Recast every line of the items below as a Markdown table with the columns Row and Line, numbering the rows in order and skipping blank lines. Leave the pictures out.

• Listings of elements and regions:
***

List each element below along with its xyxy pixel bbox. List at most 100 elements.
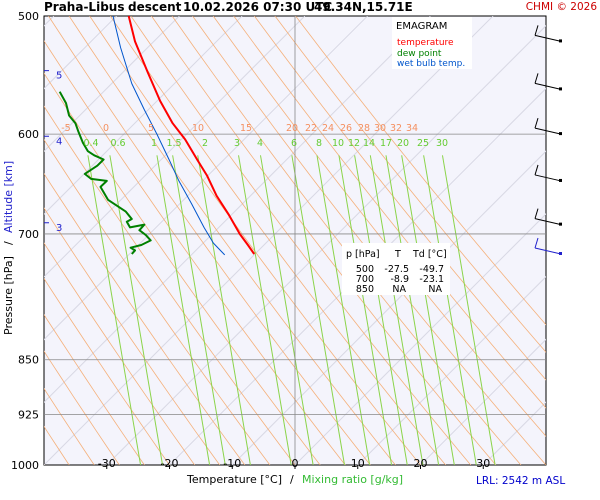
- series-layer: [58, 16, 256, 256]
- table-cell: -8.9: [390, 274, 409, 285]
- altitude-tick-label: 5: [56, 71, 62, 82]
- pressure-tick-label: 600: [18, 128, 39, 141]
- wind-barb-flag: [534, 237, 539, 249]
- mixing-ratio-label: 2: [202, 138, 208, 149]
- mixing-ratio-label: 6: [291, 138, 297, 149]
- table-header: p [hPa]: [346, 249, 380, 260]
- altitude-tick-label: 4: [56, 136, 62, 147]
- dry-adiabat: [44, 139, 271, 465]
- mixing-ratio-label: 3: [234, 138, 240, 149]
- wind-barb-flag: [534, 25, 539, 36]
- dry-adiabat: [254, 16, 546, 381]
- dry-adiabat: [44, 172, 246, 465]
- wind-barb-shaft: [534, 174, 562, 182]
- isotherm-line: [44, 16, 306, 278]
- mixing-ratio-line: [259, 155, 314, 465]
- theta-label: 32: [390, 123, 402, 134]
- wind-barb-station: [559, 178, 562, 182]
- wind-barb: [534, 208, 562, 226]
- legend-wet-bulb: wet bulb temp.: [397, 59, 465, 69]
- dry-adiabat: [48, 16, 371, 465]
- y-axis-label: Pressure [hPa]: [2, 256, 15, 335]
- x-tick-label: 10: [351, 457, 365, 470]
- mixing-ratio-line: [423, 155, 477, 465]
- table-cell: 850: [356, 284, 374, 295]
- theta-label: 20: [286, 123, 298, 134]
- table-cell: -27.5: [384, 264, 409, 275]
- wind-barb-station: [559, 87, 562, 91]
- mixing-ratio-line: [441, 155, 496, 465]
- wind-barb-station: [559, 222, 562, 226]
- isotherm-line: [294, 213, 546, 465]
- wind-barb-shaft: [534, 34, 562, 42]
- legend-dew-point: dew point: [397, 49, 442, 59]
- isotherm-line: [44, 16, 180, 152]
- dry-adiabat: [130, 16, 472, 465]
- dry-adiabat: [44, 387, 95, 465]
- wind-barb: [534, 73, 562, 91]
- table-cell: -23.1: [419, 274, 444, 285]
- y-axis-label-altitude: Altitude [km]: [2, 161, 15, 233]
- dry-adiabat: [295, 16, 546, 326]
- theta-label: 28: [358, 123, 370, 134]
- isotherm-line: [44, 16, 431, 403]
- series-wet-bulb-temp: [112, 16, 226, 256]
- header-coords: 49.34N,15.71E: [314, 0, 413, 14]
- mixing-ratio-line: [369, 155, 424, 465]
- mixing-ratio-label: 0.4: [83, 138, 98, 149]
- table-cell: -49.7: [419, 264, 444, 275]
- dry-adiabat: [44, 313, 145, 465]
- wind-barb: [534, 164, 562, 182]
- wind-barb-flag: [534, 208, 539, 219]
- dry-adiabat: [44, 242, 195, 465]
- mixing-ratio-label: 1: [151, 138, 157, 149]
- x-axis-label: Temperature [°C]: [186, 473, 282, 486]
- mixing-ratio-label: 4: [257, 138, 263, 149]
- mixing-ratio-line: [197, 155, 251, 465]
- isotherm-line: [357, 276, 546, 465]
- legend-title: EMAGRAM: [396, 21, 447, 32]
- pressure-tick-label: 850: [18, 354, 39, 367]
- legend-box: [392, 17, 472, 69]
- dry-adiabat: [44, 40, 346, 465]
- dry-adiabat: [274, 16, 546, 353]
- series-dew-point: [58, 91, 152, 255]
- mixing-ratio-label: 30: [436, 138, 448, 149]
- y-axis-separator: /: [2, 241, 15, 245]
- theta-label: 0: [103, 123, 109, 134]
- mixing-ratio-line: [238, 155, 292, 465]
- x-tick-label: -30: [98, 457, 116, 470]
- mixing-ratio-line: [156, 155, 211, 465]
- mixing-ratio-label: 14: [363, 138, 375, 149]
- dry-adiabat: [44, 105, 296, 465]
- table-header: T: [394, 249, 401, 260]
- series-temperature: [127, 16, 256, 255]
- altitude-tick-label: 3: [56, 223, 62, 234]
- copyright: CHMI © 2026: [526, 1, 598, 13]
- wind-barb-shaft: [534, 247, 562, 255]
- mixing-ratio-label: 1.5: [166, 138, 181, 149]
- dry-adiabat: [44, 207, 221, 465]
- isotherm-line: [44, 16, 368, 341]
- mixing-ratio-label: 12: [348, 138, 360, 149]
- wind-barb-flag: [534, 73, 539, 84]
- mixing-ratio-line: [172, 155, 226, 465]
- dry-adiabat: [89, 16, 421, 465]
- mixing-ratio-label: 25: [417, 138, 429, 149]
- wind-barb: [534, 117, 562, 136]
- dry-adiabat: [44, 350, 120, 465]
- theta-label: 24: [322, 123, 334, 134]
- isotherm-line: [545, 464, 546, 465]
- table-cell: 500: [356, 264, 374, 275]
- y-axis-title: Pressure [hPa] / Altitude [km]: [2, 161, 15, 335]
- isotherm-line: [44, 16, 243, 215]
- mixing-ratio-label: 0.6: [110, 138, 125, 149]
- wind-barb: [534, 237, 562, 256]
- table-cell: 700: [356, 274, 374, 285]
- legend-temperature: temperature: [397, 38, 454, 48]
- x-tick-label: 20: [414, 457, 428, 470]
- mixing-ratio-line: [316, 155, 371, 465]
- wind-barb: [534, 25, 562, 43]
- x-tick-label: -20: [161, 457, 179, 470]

***

• Solved problem:
| Row | Line |
|---|---|
| 1 | List each element below along with its xyxy pixel bbox. List at most 100 elements. |
| 2 | - series-layer: [58, 16, 256, 256] |
| 3 | - table-cell: -8.9: [390, 274, 409, 285] |
| 4 | - altitude-tick-label: 5: [56, 71, 62, 82] |
| 5 | - pressure-tick-label: 600: [18, 128, 39, 141] |
| 6 | - wind-barb-flag: [534, 237, 539, 249] |
| 7 | - mixing-ratio-label: 2: [202, 138, 208, 149] |
| 8 | - mixing-ratio-label: 6: [291, 138, 297, 149] |
| 9 | - table-header: p [hPa]: [346, 249, 380, 260] |
| 10 | - altitude-tick-label: 4: [56, 136, 62, 147] |
| 11 | - dry-adiabat: [44, 139, 271, 465] |
| 12 | - mixing-ratio-label: 3: [234, 138, 240, 149] |
| 13 | - wind-barb-flag: [534, 25, 539, 36] |
| 14 | - dry-adiabat: [254, 16, 546, 381] |
| 15 | - dry-adiabat: [44, 172, 246, 465] |
| 16 | - wind-barb-shaft: [534, 174, 562, 182] |
| 17 | - isotherm-line: [44, 16, 306, 278] |
| 18 | - mixing-ratio-line: [259, 155, 314, 465] |
| 19 | - theta-label: 32: [390, 123, 402, 134] |
| 20 | - wind-barb-station: [559, 178, 562, 182] |
| 21 | - wind-barb: [534, 208, 562, 226] |
| 22 | - legend-wet-bulb: wet bulb temp.: [397, 59, 465, 69] |
| 23 | - dry-adiabat: [48, 16, 371, 465] |
| 24 | - y-axis-label: Pressure [hPa]: [2, 256, 15, 335] |
| 25 | - x-tick-label: 10: [351, 457, 365, 470] |
| 26 | - mixing-ratio-line: [423, 155, 477, 465] |
| 27 | - table-cell: 850: [356, 284, 374, 295] |
| 28 | - theta-label: 20: [286, 123, 298, 134] |
| 29 | - table-cell: -27.5: [384, 264, 409, 275] |
| 30 | - wind-barb-station: [559, 87, 562, 91] |
| 31 | - mixing-ratio-line: [441, 155, 496, 465] |
| 32 | - wind-barb-station: [559, 222, 562, 226] |
| 33 | - isotherm-line: [294, 213, 546, 465] |
| 34 | - wind-barb-shaft: [534, 34, 562, 42] |
| 35 | - legend-dew-point: dew point: [397, 49, 442, 59] |
| 36 | - isotherm-line: [44, 16, 180, 152] |
| 37 | - dry-adiabat: [130, 16, 472, 465] |
| 38 | - dry-adiabat: [44, 387, 95, 465] |
| 39 | - wind-barb: [534, 73, 562, 91] |
| 40 | - table-cell: -23.1: [419, 274, 444, 285] |
| 41 | - y-axis-label-altitude: Altitude [km]: [2, 161, 15, 233] |
| 42 | - dry-adiabat: [295, 16, 546, 326] |
| 43 | - theta-label: 28: [358, 123, 370, 134] |
| 44 | - isotherm-line: [44, 16, 431, 403] |
| 45 | - series-wet-bulb-temp: [112, 16, 226, 256] |
| 46 | - header-coords: 49.34N,15.71E: [314, 0, 413, 14] |
| 47 | - mixing-ratio-line: [369, 155, 424, 465] |
| 48 | - mixing-ratio-label: 0.4: [83, 138, 98, 149] |
| 49 | - table-cell: -49.7: [419, 264, 444, 275] |
| 50 | - dry-adiabat: [44, 313, 145, 465] |
| 51 | - wind-barb: [534, 164, 562, 182] |
| 52 | - wind-barb-flag: [534, 208, 539, 219] |
| 53 | - dry-adiabat: [44, 242, 195, 465] |
| 54 | - mixing-ratio-label: 1: [151, 138, 157, 149] |
| 55 | - x-axis-label: Temperature [°C]: [186, 473, 282, 486] |
| 56 | - mixing-ratio-label: 4: [257, 138, 263, 149] |
| 57 | - mixing-ratio-line: [197, 155, 251, 465] |
| 58 | - isotherm-line: [357, 276, 546, 465] |
| 59 | - legend-title: EMAGRAM: [396, 21, 447, 32] |
| 60 | - pressure-tick-label: 850: [18, 354, 39, 367] |
| 61 | - legend-box: [392, 17, 472, 69] |
| 62 | - dry-adiabat: [44, 40, 346, 465] |
| 63 | - dry-adiabat: [274, 16, 546, 353] |
| 64 | - series-dew-point: [58, 91, 152, 255] |
| 65 | - mixing-ratio-label: 30: [436, 138, 448, 149] |
| 66 | - y-axis-separator: /: [2, 241, 15, 245] |
| 67 | - theta-label: 0: [103, 123, 109, 134] |
| 68 | - mixing-ratio-line: [238, 155, 292, 465] |
| 69 | - x-tick-label: -30: [98, 457, 116, 470] |
| 70 | - mixing-ratio-line: [156, 155, 211, 465] |
| 71 | - mixing-ratio-label: 14: [363, 138, 375, 149] |
| 72 | - dry-adiabat: [44, 105, 296, 465] |
| 73 | - table-header: T: [394, 249, 401, 260] |
| 74 | - series-temperature: [127, 16, 256, 255] |
| 75 | - altitude-tick-label: 3: [56, 223, 62, 234] |
| 76 | - copyright: CHMI © 2026: [526, 1, 598, 13] |
| 77 | - wind-barb-shaft: [534, 247, 562, 255] |
| 78 | - mixing-ratio-label: 1.5: [166, 138, 181, 149] |
| 79 | - dry-adiabat: [44, 207, 221, 465] |
| 80 | - isotherm-line: [44, 16, 368, 341] |
| 81 | - mixing-ratio-label: 12: [348, 138, 360, 149] |
| 82 | - wind-barb-flag: [534, 73, 539, 84] |
| 83 | - mixing-ratio-line: [172, 155, 226, 465] |
| 84 | - dry-adiabat: [89, 16, 421, 465] |
| 85 | - mixing-ratio-label: 25: [417, 138, 429, 149] |
| 86 | - wind-barb: [534, 117, 562, 136] |
| 87 | - dry-adiabat: [44, 350, 120, 465] |
| 88 | - theta-label: 24: [322, 123, 334, 134] |
| 89 | - isotherm-line: [545, 464, 546, 465] |
| 90 | - table-cell: 500: [356, 264, 374, 275] |
| 91 | - y-axis-title: Pressure [hPa] / Altitude [km]: [2, 161, 15, 335] |
| 92 | - isotherm-line: [44, 16, 243, 215] |
| 93 | - mixing-ratio-label: 0.6: [110, 138, 125, 149] |
| 94 | - wind-barb: [534, 237, 562, 256] |
| 95 | - table-cell: 700: [356, 274, 374, 285] |
| 96 | - legend-temperature: temperature: [397, 38, 454, 48] |
| 97 | - x-tick-label: 20: [414, 457, 428, 470] |
| 98 | - mixing-ratio-line: [316, 155, 371, 465] |
| 99 | - wind-barb: [534, 25, 562, 43] |
| 100 | - x-tick-label: -20: [161, 457, 179, 470] |